* TASK TO CARRY OUT *
Of all the lines in the material, how many include the word "group"? Reply with the number alone.

* ENTRIES SUPPLIED *
(begin)
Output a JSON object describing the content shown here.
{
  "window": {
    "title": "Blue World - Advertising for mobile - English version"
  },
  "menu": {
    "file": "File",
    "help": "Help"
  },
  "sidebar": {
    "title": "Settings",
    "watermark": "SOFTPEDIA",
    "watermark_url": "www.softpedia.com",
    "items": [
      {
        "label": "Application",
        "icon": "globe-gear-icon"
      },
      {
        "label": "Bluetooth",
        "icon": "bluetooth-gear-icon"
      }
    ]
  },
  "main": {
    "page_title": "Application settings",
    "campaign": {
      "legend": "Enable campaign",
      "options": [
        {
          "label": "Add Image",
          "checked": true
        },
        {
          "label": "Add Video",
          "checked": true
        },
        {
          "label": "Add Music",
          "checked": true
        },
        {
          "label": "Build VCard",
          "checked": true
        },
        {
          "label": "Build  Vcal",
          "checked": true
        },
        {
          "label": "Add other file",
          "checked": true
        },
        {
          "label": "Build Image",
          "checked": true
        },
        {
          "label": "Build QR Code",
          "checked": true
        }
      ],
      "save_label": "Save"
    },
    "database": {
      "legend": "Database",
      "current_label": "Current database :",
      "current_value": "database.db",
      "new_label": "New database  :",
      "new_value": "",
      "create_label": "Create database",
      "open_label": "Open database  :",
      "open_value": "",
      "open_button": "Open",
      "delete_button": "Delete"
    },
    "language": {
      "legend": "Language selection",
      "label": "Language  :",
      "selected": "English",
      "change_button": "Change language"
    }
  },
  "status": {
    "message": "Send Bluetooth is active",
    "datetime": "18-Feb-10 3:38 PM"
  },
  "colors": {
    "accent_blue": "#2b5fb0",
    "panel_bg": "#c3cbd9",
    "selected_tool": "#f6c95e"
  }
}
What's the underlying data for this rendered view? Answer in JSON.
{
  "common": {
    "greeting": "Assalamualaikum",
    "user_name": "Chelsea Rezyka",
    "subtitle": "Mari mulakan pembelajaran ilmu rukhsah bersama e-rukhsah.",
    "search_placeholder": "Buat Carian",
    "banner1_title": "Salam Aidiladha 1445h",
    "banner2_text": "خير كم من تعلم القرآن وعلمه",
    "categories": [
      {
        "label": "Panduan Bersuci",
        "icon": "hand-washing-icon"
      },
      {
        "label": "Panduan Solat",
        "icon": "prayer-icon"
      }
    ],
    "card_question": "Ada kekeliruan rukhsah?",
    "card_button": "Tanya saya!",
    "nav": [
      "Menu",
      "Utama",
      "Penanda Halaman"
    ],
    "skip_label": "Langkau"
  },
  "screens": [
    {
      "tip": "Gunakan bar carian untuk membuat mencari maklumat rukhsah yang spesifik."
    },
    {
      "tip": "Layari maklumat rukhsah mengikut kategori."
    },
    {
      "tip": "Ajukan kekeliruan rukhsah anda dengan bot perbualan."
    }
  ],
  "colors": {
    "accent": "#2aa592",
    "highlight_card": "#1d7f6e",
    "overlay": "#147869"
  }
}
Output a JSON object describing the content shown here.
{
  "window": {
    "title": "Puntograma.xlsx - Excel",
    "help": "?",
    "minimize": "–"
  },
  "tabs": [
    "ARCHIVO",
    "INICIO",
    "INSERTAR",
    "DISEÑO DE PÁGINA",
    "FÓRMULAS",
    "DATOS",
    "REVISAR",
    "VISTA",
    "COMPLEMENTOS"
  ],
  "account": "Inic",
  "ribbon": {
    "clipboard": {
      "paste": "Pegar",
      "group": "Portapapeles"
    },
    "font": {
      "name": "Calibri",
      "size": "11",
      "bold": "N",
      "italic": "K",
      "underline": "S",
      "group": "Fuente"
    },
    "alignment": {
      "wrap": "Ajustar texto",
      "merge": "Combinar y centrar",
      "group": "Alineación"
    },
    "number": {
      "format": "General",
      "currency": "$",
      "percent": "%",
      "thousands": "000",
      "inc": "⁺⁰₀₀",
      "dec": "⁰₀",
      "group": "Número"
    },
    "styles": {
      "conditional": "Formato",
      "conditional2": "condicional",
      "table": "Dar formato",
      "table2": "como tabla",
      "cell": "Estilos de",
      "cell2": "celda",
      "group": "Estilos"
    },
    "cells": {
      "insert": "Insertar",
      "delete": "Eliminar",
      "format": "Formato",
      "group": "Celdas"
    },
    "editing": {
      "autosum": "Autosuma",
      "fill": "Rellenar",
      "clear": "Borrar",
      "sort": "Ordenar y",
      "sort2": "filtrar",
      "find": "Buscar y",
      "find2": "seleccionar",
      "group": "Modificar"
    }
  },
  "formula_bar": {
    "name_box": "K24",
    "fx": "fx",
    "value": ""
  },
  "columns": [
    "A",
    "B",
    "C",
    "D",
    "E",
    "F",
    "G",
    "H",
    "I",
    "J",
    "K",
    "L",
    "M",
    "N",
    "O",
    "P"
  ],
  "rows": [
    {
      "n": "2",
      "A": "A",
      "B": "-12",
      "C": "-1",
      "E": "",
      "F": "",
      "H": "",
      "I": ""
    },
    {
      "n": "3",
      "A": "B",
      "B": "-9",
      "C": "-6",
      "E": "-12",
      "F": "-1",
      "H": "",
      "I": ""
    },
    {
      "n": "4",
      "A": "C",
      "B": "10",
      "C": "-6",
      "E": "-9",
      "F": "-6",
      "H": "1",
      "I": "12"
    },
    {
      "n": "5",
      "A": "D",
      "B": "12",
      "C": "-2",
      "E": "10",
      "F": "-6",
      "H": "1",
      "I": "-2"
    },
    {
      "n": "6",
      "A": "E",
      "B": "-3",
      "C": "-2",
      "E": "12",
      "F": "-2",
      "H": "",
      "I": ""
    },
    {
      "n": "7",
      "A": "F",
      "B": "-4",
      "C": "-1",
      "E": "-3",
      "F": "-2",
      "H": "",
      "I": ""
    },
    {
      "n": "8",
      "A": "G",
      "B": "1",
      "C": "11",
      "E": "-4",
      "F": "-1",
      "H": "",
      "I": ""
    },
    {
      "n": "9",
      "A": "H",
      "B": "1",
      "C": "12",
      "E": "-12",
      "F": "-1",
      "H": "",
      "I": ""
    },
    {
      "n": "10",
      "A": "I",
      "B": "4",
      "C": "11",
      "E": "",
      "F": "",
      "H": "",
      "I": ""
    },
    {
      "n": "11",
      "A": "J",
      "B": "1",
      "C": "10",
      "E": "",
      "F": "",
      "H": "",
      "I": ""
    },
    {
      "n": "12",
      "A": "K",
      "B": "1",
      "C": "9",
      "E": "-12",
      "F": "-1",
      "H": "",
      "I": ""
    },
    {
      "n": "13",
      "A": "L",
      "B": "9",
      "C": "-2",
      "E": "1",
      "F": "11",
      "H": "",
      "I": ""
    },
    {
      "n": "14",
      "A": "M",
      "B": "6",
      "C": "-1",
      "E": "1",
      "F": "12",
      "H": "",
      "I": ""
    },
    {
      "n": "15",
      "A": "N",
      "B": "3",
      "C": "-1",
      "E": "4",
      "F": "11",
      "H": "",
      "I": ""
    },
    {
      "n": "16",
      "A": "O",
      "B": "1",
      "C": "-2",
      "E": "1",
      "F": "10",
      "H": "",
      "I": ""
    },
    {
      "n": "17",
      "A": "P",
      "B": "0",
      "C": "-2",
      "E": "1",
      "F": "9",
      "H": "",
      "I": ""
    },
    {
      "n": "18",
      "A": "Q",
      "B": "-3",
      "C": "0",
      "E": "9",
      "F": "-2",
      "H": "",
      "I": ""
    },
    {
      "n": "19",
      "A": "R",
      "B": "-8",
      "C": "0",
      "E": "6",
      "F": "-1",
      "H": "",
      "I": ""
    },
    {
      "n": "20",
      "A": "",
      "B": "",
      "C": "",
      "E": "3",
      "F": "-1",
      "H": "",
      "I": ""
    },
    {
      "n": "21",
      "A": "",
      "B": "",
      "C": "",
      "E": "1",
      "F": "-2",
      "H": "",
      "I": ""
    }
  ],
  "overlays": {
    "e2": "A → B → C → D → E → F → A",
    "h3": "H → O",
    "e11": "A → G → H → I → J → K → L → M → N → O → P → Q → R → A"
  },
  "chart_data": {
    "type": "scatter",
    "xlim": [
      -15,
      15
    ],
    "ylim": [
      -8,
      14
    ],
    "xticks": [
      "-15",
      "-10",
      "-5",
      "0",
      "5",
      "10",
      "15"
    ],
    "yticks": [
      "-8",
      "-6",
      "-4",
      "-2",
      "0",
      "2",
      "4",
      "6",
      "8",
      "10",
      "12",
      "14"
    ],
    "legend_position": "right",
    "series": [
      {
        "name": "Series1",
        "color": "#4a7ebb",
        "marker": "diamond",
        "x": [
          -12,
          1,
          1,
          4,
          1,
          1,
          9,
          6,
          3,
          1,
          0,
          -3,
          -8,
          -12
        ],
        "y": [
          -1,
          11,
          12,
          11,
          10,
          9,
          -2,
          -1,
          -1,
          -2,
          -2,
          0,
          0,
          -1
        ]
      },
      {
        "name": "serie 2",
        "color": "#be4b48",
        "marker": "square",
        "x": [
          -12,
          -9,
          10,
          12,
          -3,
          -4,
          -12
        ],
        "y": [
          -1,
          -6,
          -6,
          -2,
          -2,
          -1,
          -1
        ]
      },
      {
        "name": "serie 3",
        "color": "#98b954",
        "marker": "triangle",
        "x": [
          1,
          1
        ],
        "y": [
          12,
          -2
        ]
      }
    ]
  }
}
(end)
* OUTPUT *
7